- **Exercise brief**
Below you will find a set of lines. Repeat them all exactly.

[Data for the task start]

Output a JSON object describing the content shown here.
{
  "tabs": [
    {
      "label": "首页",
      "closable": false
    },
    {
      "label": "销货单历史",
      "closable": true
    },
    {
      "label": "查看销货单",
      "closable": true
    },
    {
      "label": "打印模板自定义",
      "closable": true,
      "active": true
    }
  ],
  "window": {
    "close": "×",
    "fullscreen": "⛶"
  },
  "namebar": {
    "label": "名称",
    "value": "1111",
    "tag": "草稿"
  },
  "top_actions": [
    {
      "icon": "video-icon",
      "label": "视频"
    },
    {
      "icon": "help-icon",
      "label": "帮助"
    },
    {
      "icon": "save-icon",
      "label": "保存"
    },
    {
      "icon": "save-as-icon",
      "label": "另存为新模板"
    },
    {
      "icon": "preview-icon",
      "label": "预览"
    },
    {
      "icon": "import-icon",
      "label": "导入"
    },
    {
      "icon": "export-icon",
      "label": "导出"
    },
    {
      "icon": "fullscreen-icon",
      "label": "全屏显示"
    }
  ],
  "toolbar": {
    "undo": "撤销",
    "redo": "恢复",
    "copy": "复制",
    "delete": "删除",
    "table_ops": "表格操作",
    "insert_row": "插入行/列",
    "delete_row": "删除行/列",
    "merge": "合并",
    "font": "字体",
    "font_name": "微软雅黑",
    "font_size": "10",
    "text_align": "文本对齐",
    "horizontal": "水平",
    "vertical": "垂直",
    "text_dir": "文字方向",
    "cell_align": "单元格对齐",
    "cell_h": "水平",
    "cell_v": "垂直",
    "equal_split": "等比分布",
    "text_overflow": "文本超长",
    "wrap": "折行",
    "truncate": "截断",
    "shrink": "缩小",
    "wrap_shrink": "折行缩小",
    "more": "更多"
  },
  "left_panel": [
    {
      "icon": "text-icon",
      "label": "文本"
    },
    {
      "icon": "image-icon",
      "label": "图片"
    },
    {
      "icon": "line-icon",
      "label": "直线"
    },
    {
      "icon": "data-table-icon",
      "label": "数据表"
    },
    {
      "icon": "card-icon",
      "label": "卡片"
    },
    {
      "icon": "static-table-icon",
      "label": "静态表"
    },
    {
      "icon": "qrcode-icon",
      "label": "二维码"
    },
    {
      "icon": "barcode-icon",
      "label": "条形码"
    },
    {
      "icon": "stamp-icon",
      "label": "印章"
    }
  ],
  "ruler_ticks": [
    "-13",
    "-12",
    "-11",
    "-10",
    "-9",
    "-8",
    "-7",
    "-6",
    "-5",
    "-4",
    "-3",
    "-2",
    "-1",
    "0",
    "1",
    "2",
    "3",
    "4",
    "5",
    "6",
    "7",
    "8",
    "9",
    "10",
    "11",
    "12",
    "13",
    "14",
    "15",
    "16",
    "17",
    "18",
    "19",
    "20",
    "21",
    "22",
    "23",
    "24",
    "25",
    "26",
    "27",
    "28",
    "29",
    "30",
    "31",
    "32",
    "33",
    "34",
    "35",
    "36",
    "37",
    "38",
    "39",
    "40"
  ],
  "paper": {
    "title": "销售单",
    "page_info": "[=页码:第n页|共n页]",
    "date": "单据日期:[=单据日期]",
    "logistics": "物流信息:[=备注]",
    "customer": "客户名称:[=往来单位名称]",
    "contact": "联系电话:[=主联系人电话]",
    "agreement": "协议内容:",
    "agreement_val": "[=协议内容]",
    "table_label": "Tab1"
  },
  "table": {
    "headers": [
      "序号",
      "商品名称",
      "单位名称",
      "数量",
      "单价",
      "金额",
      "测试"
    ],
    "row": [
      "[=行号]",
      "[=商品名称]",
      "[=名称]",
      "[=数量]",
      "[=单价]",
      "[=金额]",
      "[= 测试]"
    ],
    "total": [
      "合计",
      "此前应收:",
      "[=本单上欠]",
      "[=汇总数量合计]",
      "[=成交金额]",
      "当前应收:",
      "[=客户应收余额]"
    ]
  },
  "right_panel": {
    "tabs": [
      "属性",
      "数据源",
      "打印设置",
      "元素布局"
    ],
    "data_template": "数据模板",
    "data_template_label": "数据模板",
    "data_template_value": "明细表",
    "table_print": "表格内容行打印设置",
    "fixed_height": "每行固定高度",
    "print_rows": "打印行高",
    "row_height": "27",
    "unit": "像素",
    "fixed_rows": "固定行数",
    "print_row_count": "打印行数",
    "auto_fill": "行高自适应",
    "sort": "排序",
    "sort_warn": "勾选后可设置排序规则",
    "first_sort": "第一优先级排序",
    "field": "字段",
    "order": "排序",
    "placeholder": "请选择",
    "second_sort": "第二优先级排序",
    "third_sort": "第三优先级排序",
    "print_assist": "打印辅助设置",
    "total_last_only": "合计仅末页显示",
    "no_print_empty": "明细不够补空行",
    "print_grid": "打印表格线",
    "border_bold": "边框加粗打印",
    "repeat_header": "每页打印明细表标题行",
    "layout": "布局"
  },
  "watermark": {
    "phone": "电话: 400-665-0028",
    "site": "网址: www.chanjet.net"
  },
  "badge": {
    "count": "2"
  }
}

[Data for the task end]

- **Response**
Output a JSON object describing the content shown here.
{
  "tabs": [
    {
      "label": "首页",
      "closable": false
    },
    {
      "label": "销货单历史",
      "closable": true
    },
    {
      "label": "查看销货单",
      "closable": true
    },
    {
      "label": "打印模板自定义",
      "closable": true,
      "active": true
    }
  ],
  "window": {
    "close": "×",
    "fullscreen": "⛶"
  },
  "namebar": {
    "label": "名称",
    "value": "1111",
    "tag": "草稿"
  },
  "top_actions": [
    {
      "icon": "video-icon",
      "label": "视频"
    },
    {
      "icon": "help-icon",
      "label": "帮助"
    },
    {
      "icon": "save-icon",
      "label": "保存"
    },
    {
      "icon": "save-as-icon",
      "label": "另存为新模板"
    },
    {
      "icon": "preview-icon",
      "label": "预览"
    },
    {
      "icon": "import-icon",
      "label": "导入"
    },
    {
      "icon": "export-icon",
      "label": "导出"
    },
    {
      "icon": "fullscreen-icon",
      "label": "全屏显示"
    }
  ],
  "toolbar": {
    "undo": "撤销",
    "redo": "恢复",
    "copy": "复制",
    "delete": "删除",
    "table_ops": "表格操作",
    "insert_row": "插入行/列",
    "delete_row": "删除行/列",
    "merge": "合并",
    "font": "字体",
    "font_name": "微软雅黑",
    "font_size": "10",
    "text_align": "文本对齐",
    "horizontal": "水平",
    "vertical": "垂直",
    "text_dir": "文字方向",
    "cell_align": "单元格对齐",
    "cell_h": "水平",
    "cell_v": "垂直",
    "equal_split": "等比分布",
    "text_overflow": "文本超长",
    "wrap": "折行",
    "truncate": "截断",
    "shrink": "缩小",
    "wrap_shrink": "折行缩小",
    "more": "更多"
  },
  "left_panel": [
    {
      "icon": "text-icon",
      "label": "文本"
    },
    {
      "icon": "image-icon",
      "label": "图片"
    },
    {
      "icon": "line-icon",
      "label": "直线"
    },
    {
      "icon": "data-table-icon",
      "label": "数据表"
    },
    {
      "icon": "card-icon",
      "label": "卡片"
    },
    {
      "icon": "static-table-icon",
      "label": "静态表"
    },
    {
      "icon": "qrcode-icon",
      "label": "二维码"
    },
    {
      "icon": "barcode-icon",
      "label": "条形码"
    },
    {
      "icon": "stamp-icon",
      "label": "印章"
    }
  ],
  "ruler_ticks": [
    "-13",
    "-12",
    "-11",
    "-10",
    "-9",
    "-8",
    "-7",
    "-6",
    "-5",
    "-4",
    "-3",
    "-2",
    "-1",
    "0",
    "1",
    "2",
    "3",
    "4",
    "5",
    "6",
    "7",
    "8",
    "9",
    "10",
    "11",
    "12",
    "13",
    "14",
    "15",
    "16",
    "17",
    "18",
    "19",
    "20",
    "21",
    "22",
    "23",
    "24",
    "25",
    "26",
    "27",
    "28",
    "29",
    "30",
    "31",
    "32",
    "33",
    "34",
    "35",
    "36",
    "37",
    "38",
    "39",
    "40"
  ],
  "paper": {
    "title": "销售单",
    "page_info": "[=页码:第n页|共n页]",
    "date": "单据日期:[=单据日期]",
    "logistics": "物流信息:[=备注]",
    "customer": "客户名称:[=往来单位名称]",
    "contact": "联系电话:[=主联系人电话]",
    "agreement": "协议内容:",
    "agreement_val": "[=协议内容]",
    "table_label": "Tab1"
  },
  "table": {
    "headers": [
      "序号",
      "商品名称",
      "单位名称",
      "数量",
      "单价",
      "金额",
      "测试"
    ],
    "row": [
      "[=行号]",
      "[=商品名称]",
      "[=名称]",
      "[=数量]",
      "[=单价]",
      "[=金额]",
      "[= 测试]"
    ],
    "total": [
      "合计",
      "此前应收:",
      "[=本单上欠]",
      "[=汇总数量合计]",
      "[=成交金额]",
      "当前应收:",
      "[=客户应收余额]"
    ]
  },
  "right_panel": {
    "tabs": [
      "属性",
      "数据源",
      "打印设置",
      "元素布局"
    ],
    "data_template": "数据模板",
    "data_template_label": "数据模板",
    "data_template_value": "明细表",
    "table_print": "表格内容行打印设置",
    "fixed_height": "每行固定高度",
    "print_rows": "打印行高",
    "row_height": "27",
    "unit": "像素",
    "fixed_rows": "固定行数",
    "print_row_count": "打印行数",
    "auto_fill": "行高自适应",
    "sort": "排序",
    "sort_warn": "勾选后可设置排序规则",
    "first_sort": "第一优先级排序",
    "field": "字段",
    "order": "排序",
    "placeholder": "请选择",
    "second_sort": "第二优先级排序",
    "third_sort": "第三优先级排序",
    "print_assist": "打印辅助设置",
    "total_last_only": "合计仅末页显示",
    "no_print_empty": "明细不够补空行",
    "print_grid": "打印表格线",
    "border_bold": "边框加粗打印",
    "repeat_header": "每页打印明细表标题行",
    "layout": "布局"
  },
  "watermark": {
    "phone": "电话: 400-665-0028",
    "site": "网址: www.chanjet.net"
  },
  "badge": {
    "count": "2"
  }
}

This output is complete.